### [MATERIAL FOR THE TASK]
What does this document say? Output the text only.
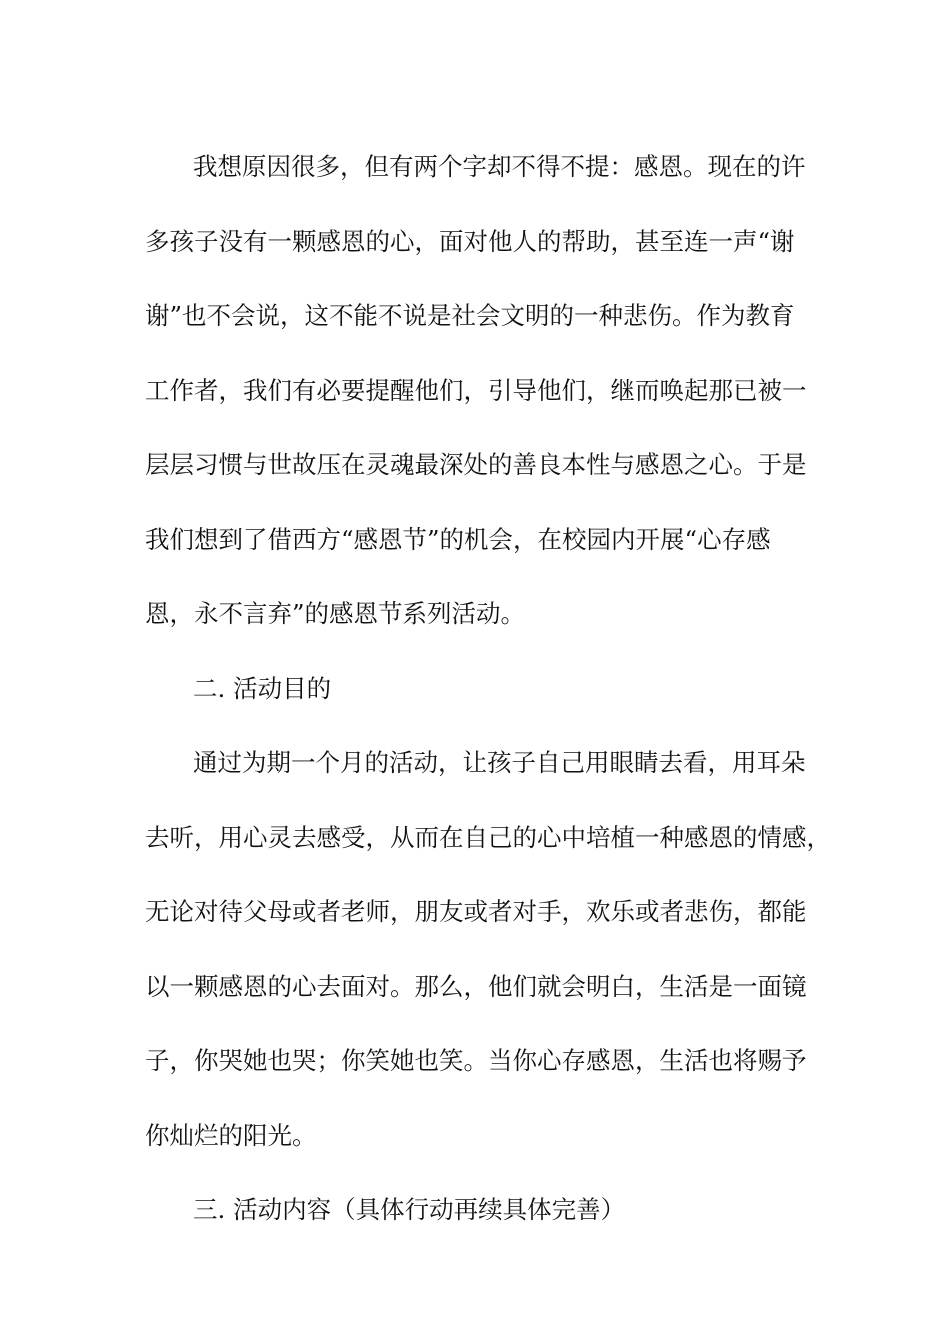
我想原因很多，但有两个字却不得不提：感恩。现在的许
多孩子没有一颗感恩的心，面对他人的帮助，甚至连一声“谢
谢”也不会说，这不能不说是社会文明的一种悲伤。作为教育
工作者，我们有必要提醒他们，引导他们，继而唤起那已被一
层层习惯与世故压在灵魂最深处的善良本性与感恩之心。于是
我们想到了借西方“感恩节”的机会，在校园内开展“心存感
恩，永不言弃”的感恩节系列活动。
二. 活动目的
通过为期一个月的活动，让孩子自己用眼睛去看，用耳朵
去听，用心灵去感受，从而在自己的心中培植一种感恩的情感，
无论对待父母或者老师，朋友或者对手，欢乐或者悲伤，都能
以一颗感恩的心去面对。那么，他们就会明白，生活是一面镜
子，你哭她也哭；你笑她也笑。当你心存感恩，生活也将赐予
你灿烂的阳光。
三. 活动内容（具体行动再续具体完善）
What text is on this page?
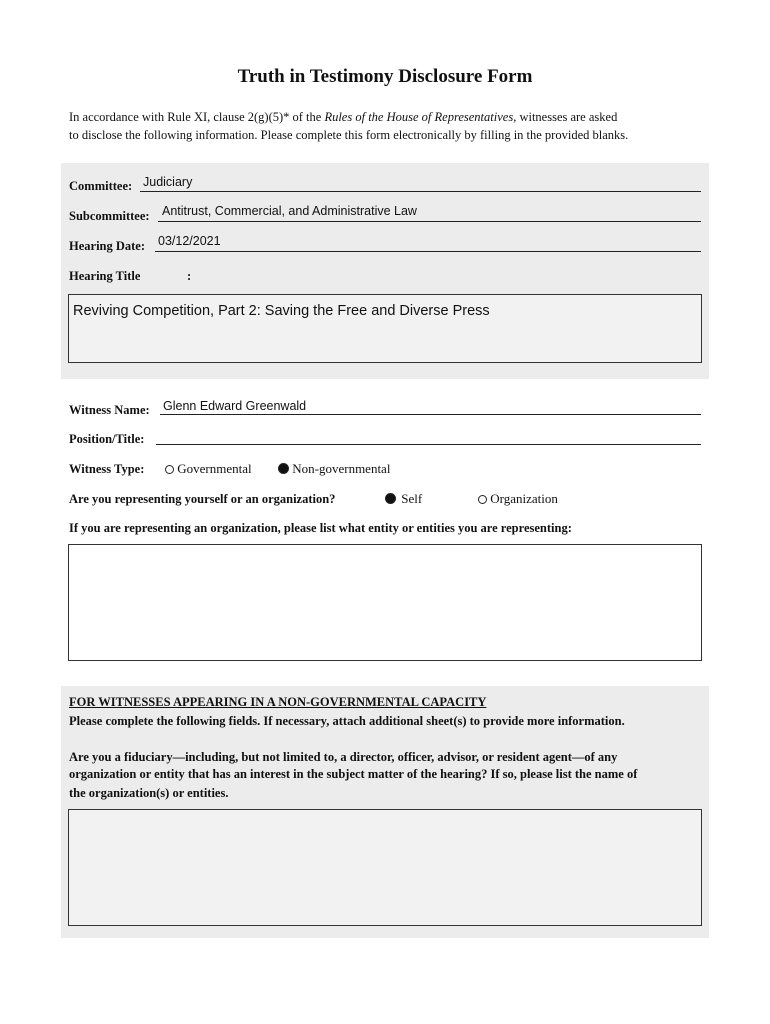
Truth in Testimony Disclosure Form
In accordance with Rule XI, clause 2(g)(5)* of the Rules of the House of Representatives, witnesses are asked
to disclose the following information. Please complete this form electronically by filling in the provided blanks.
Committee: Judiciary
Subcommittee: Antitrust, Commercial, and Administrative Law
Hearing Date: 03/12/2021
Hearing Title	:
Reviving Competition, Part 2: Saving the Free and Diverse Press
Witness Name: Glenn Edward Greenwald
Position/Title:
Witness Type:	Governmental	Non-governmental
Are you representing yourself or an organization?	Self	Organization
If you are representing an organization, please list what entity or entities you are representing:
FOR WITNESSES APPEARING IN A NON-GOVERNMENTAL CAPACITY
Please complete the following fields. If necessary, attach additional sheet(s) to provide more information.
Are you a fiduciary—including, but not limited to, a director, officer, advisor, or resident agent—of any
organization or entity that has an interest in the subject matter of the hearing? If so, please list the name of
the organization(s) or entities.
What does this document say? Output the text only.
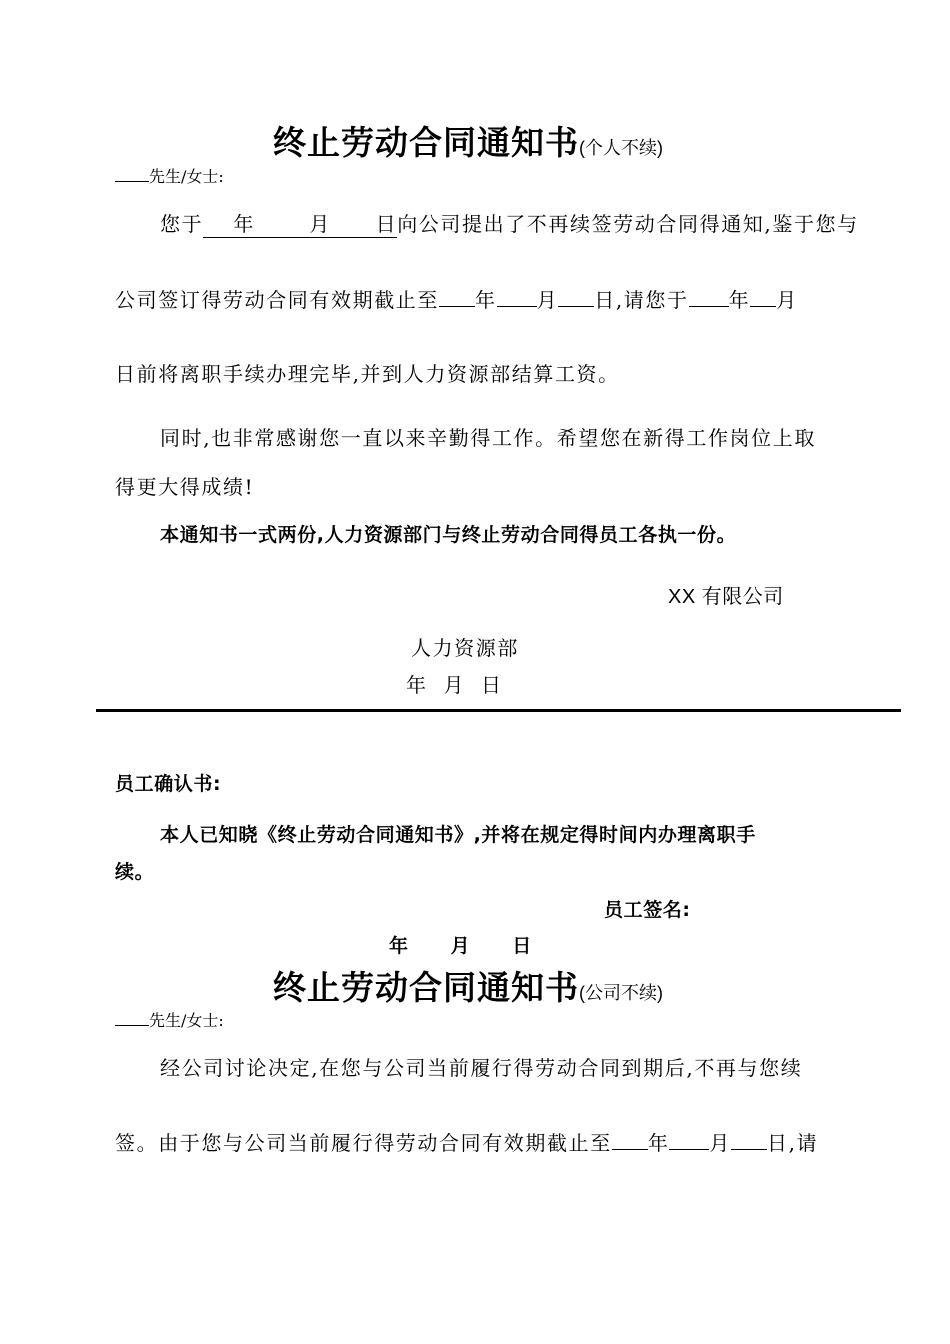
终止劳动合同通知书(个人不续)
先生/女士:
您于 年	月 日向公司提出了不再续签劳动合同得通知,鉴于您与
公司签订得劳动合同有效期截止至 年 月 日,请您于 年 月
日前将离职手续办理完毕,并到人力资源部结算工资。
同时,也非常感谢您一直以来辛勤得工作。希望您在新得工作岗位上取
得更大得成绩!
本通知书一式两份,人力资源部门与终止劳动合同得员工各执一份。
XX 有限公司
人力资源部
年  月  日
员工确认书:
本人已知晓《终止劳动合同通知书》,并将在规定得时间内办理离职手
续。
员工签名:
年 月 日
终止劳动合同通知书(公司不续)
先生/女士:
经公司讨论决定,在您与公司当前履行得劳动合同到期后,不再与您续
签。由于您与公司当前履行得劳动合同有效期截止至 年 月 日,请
---
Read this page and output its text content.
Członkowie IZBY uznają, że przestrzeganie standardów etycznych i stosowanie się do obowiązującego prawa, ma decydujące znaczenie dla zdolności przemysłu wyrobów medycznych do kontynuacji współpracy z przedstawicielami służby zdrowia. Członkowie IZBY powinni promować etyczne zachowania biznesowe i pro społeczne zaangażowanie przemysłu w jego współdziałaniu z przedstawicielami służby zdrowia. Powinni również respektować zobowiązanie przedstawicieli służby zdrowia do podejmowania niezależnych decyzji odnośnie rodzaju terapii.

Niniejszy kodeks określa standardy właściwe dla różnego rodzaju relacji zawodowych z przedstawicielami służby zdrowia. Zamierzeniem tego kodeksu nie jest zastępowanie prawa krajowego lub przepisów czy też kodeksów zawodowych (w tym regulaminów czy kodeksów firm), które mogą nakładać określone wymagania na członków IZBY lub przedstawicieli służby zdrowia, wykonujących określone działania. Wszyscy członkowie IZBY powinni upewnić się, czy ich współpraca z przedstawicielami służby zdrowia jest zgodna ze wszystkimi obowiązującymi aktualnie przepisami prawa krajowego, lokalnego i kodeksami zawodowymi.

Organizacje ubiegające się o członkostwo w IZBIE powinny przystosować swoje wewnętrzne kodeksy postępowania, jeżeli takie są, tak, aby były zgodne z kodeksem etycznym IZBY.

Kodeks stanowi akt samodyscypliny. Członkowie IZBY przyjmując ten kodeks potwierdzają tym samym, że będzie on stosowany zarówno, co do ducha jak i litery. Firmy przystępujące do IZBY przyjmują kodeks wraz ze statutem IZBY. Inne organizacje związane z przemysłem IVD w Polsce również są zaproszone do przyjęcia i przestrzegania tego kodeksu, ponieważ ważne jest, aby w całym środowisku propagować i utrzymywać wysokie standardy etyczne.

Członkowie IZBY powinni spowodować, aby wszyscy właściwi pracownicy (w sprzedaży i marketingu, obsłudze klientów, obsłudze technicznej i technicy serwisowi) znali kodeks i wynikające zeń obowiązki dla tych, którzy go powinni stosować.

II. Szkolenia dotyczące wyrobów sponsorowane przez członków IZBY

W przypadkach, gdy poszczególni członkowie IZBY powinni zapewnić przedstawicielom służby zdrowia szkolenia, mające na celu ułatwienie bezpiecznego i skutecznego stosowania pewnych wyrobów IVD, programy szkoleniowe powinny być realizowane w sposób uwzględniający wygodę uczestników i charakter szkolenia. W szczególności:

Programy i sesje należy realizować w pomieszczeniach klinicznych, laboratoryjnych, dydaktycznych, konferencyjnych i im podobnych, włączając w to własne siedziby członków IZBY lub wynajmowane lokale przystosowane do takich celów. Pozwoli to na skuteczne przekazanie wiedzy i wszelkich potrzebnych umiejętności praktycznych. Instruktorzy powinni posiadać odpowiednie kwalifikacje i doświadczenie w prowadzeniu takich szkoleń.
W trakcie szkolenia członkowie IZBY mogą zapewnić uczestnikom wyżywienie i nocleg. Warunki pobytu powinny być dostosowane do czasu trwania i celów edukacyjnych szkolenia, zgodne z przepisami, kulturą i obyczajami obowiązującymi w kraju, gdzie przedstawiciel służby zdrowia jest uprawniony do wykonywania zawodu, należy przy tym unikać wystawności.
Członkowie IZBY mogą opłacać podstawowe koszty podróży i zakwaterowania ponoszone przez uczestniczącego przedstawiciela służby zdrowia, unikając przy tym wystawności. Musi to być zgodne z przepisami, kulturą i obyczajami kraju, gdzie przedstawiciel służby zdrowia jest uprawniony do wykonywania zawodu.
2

### [WHAT IS NEEDED]
Report only the number of lines in the records that include the word "text".

### [COMPLETE OUTPUT]
4